● **Work required**:
Retype each entry below exactly as it stands.

Rows from a figure dataset
....................

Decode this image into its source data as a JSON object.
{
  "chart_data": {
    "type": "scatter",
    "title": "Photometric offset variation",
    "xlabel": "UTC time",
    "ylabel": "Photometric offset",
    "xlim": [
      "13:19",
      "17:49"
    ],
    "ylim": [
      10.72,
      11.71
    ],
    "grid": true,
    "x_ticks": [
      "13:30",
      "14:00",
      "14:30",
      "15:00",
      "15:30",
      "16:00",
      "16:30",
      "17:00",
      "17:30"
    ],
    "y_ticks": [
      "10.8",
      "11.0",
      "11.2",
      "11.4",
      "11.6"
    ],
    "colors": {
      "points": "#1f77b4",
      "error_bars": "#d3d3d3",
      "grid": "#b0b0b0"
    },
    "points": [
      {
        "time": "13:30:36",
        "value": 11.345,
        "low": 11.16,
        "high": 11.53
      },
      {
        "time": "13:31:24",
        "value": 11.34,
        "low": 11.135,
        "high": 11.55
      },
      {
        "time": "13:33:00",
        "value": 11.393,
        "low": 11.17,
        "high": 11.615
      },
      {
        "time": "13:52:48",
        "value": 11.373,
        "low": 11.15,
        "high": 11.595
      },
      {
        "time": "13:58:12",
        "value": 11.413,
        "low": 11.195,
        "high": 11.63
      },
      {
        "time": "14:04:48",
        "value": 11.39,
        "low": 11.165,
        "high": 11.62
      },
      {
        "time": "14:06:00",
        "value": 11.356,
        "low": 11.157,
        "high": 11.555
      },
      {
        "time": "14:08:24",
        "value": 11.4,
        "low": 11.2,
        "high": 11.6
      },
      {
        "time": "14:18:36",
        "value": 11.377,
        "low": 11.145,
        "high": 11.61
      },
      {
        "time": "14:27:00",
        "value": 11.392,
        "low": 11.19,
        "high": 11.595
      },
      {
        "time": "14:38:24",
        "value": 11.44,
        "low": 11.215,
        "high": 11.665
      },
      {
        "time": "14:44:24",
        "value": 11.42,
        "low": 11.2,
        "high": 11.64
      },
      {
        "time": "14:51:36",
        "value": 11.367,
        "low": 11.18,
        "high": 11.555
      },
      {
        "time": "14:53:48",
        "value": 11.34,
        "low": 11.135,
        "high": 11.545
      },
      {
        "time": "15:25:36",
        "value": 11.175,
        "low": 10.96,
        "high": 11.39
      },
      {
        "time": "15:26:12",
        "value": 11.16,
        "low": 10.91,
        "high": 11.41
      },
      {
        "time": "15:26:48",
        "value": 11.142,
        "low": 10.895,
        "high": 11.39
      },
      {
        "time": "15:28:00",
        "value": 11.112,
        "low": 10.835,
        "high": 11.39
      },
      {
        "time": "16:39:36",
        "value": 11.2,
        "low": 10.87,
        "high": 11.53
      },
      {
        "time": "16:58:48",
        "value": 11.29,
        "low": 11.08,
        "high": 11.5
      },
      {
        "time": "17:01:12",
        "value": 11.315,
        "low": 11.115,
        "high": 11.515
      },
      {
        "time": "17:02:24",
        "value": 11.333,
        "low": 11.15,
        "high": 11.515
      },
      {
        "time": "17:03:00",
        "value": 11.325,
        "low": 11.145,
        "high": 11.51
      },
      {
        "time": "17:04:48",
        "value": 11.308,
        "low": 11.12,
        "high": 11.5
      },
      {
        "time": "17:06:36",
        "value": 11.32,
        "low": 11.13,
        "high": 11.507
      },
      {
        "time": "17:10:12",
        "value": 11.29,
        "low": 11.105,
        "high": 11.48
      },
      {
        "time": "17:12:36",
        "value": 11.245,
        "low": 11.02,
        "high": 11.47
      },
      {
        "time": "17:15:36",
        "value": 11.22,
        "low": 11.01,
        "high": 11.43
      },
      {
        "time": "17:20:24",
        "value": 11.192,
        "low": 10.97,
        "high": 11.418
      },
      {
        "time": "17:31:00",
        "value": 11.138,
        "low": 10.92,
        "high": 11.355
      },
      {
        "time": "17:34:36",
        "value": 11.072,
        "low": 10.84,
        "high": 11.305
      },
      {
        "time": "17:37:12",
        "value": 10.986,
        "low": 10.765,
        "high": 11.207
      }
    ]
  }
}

....................

● **Answer for this exercise**:
Decode this image into its source data as a JSON object.
{
  "chart_data": {
    "type": "scatter",
    "title": "Photometric offset variation",
    "xlabel": "UTC time",
    "ylabel": "Photometric offset",
    "xlim": [
      "13:19",
      "17:49"
    ],
    "ylim": [
      10.72,
      11.71
    ],
    "grid": true,
    "x_ticks": [
      "13:30",
      "14:00",
      "14:30",
      "15:00",
      "15:30",
      "16:00",
      "16:30",
      "17:00",
      "17:30"
    ],
    "y_ticks": [
      "10.8",
      "11.0",
      "11.2",
      "11.4",
      "11.6"
    ],
    "colors": {
      "points": "#1f77b4",
      "error_bars": "#d3d3d3",
      "grid": "#b0b0b0"
    },
    "points": [
      {
        "time": "13:30:36",
        "value": 11.345,
        "low": 11.16,
        "high": 11.53
      },
      {
        "time": "13:31:24",
        "value": 11.34,
        "low": 11.135,
        "high": 11.55
      },
      {
        "time": "13:33:00",
        "value": 11.393,
        "low": 11.17,
        "high": 11.615
      },
      {
        "time": "13:52:48",
        "value": 11.373,
        "low": 11.15,
        "high": 11.595
      },
      {
        "time": "13:58:12",
        "value": 11.413,
        "low": 11.195,
        "high": 11.63
      },
      {
        "time": "14:04:48",
        "value": 11.39,
        "low": 11.165,
        "high": 11.62
      },
      {
        "time": "14:06:00",
        "value": 11.356,
        "low": 11.157,
        "high": 11.555
      },
      {
        "time": "14:08:24",
        "value": 11.4,
        "low": 11.2,
        "high": 11.6
      },
      {
        "time": "14:18:36",
        "value": 11.377,
        "low": 11.145,
        "high": 11.61
      },
      {
        "time": "14:27:00",
        "value": 11.392,
        "low": 11.19,
        "high": 11.595
      },
      {
        "time": "14:38:24",
        "value": 11.44,
        "low": 11.215,
        "high": 11.665
      },
      {
        "time": "14:44:24",
        "value": 11.42,
        "low": 11.2,
        "high": 11.64
      },
      {
        "time": "14:51:36",
        "value": 11.367,
        "low": 11.18,
        "high": 11.555
      },
      {
        "time": "14:53:48",
        "value": 11.34,
        "low": 11.135,
        "high": 11.545
      },
      {
        "time": "15:25:36",
        "value": 11.175,
        "low": 10.96,
        "high": 11.39
      },
      {
        "time": "15:26:12",
        "value": 11.16,
        "low": 10.91,
        "high": 11.41
      },
      {
        "time": "15:26:48",
        "value": 11.142,
        "low": 10.895,
        "high": 11.39
      },
      {
        "time": "15:28:00",
        "value": 11.112,
        "low": 10.835,
        "high": 11.39
      },
      {
        "time": "16:39:36",
        "value": 11.2,
        "low": 10.87,
        "high": 11.53
      },
      {
        "time": "16:58:48",
        "value": 11.29,
        "low": 11.08,
        "high": 11.5
      },
      {
        "time": "17:01:12",
        "value": 11.315,
        "low": 11.115,
        "high": 11.515
      },
      {
        "time": "17:02:24",
        "value": 11.333,
        "low": 11.15,
        "high": 11.515
      },
      {
        "time": "17:03:00",
        "value": 11.325,
        "low": 11.145,
        "high": 11.51
      },
      {
        "time": "17:04:48",
        "value": 11.308,
        "low": 11.12,
        "high": 11.5
      },
      {
        "time": "17:06:36",
        "value": 11.32,
        "low": 11.13,
        "high": 11.507
      },
      {
        "time": "17:10:12",
        "value": 11.29,
        "low": 11.105,
        "high": 11.48
      },
      {
        "time": "17:12:36",
        "value": 11.245,
        "low": 11.02,
        "high": 11.47
      },
      {
        "time": "17:15:36",
        "value": 11.22,
        "low": 11.01,
        "high": 11.43
      },
      {
        "time": "17:20:24",
        "value": 11.192,
        "low": 10.97,
        "high": 11.418
      },
      {
        "time": "17:31:00",
        "value": 11.138,
        "low": 10.92,
        "high": 11.355
      },
      {
        "time": "17:34:36",
        "value": 11.072,
        "low": 10.84,
        "high": 11.305
      },
      {
        "time": "17:37:12",
        "value": 10.986,
        "low": 10.765,
        "high": 11.207
      }
    ]
  }
}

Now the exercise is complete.